Extracted records |
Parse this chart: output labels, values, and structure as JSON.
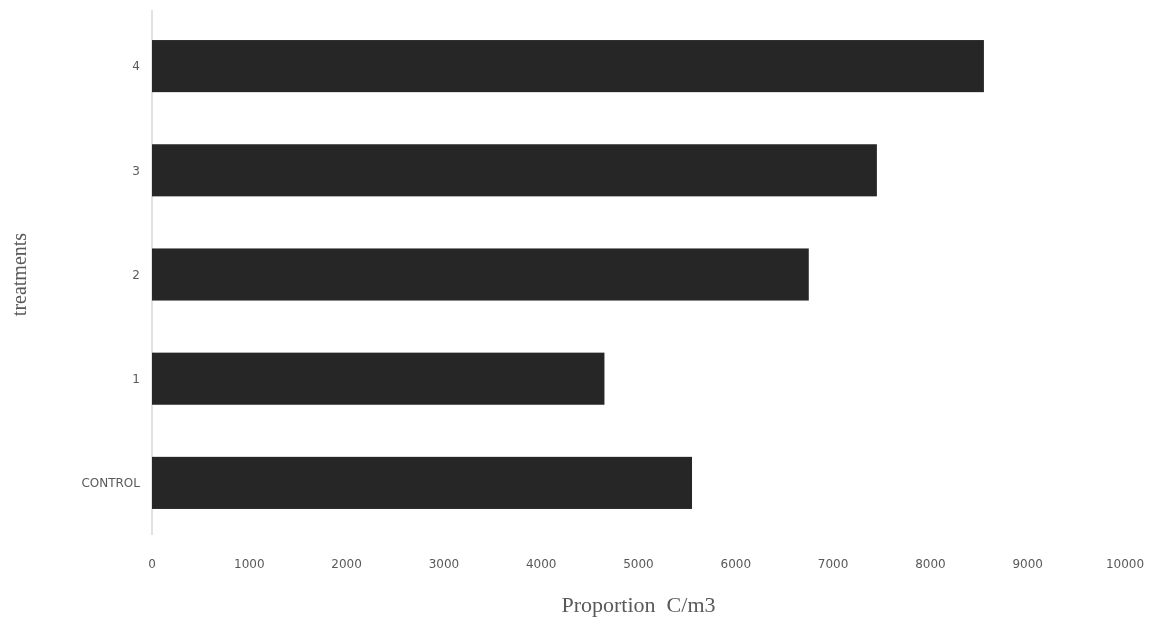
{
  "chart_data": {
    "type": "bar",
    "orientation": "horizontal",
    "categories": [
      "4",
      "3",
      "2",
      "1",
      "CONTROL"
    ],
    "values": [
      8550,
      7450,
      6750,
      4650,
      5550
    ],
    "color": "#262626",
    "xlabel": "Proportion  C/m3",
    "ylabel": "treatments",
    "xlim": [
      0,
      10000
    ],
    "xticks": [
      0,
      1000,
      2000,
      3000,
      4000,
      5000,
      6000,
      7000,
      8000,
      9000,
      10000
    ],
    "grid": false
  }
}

Exercise brief | Your task is to repeat the material above exactly, without its pictures.

Solution to this exercise |
Parse this chart: output labels, values, and structure as JSON.
{
  "chart_data": {
    "type": "bar",
    "orientation": "horizontal",
    "categories": [
      "4",
      "3",
      "2",
      "1",
      "CONTROL"
    ],
    "values": [
      8550,
      7450,
      6750,
      4650,
      5550
    ],
    "color": "#262626",
    "xlabel": "Proportion  C/m3",
    "ylabel": "treatments",
    "xlim": [
      0,
      10000
    ],
    "xticks": [
      0,
      1000,
      2000,
      3000,
      4000,
      5000,
      6000,
      7000,
      8000,
      9000,
      10000
    ],
    "grid": false
  }
}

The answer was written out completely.